"""

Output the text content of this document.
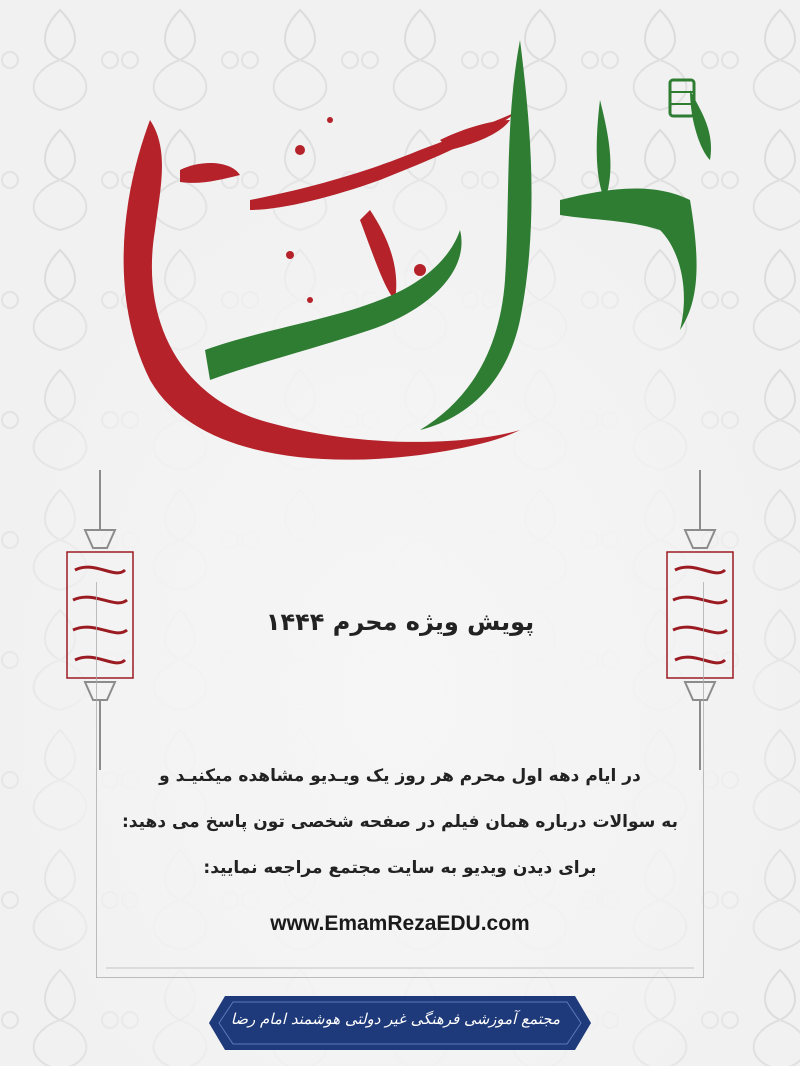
پویش ویژه محرم ۱۴۴۴
در ایام دهه اول محرم هر روز یک ویـدیو مشاهده میکنیـد و
به سوالات درباره همان فیلم در صفحه شخصی تون پاسخ می دهید:
برای دیدن ویدیو به سایت مجتمع مراجعه نمایید:
www.EmamRezaEDU.com
مجتمع آموزشی فرهنگی غیر دولتی هوشمند امام رضا
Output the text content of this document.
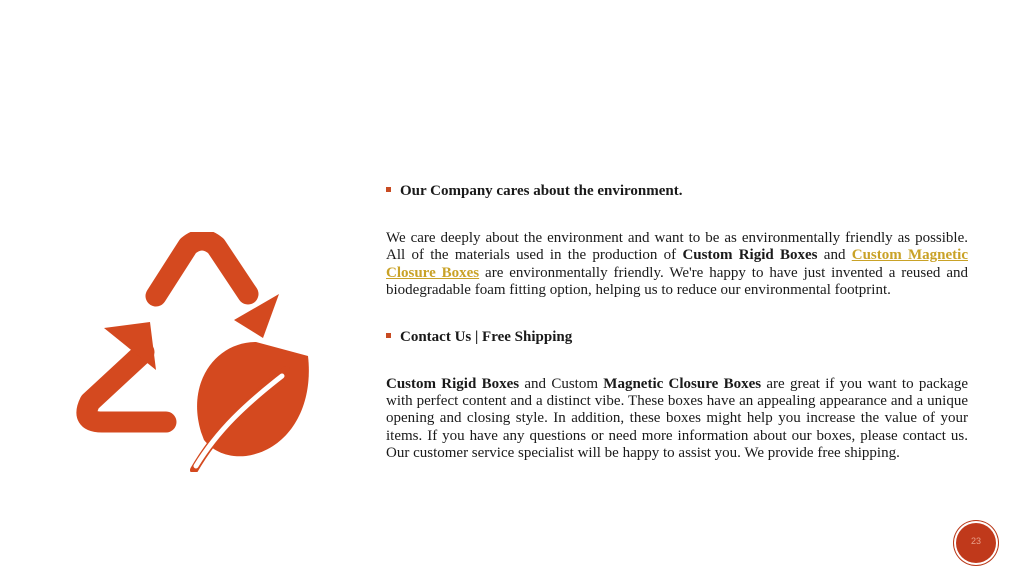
Our Company cares about the environment.

We care deeply about the environment and want to be as environmentally friendly as possible. All of the materials used in the production of Custom Rigid Boxes and Custom Magnetic Closure Boxes are environmentally friendly. We're happy to have just invented a reused and biodegradable foam fitting option, helping us to reduce our environmental footprint.

Contact Us | Free Shipping

Custom Rigid Boxes and Custom Magnetic Closure Boxes are great if you want to package with perfect content and a distinct vibe. These boxes have an appealing appearance and a unique opening and closing style. In addition, these boxes might help you increase the value of your items. If you have any questions or need more information about our boxes, please contact us. Our customer service specialist will be happy to assist you. We provide free shipping.

23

"""

Objective:
In the listing above, count each line that holds the string "have". Give the number only.

Solution:
2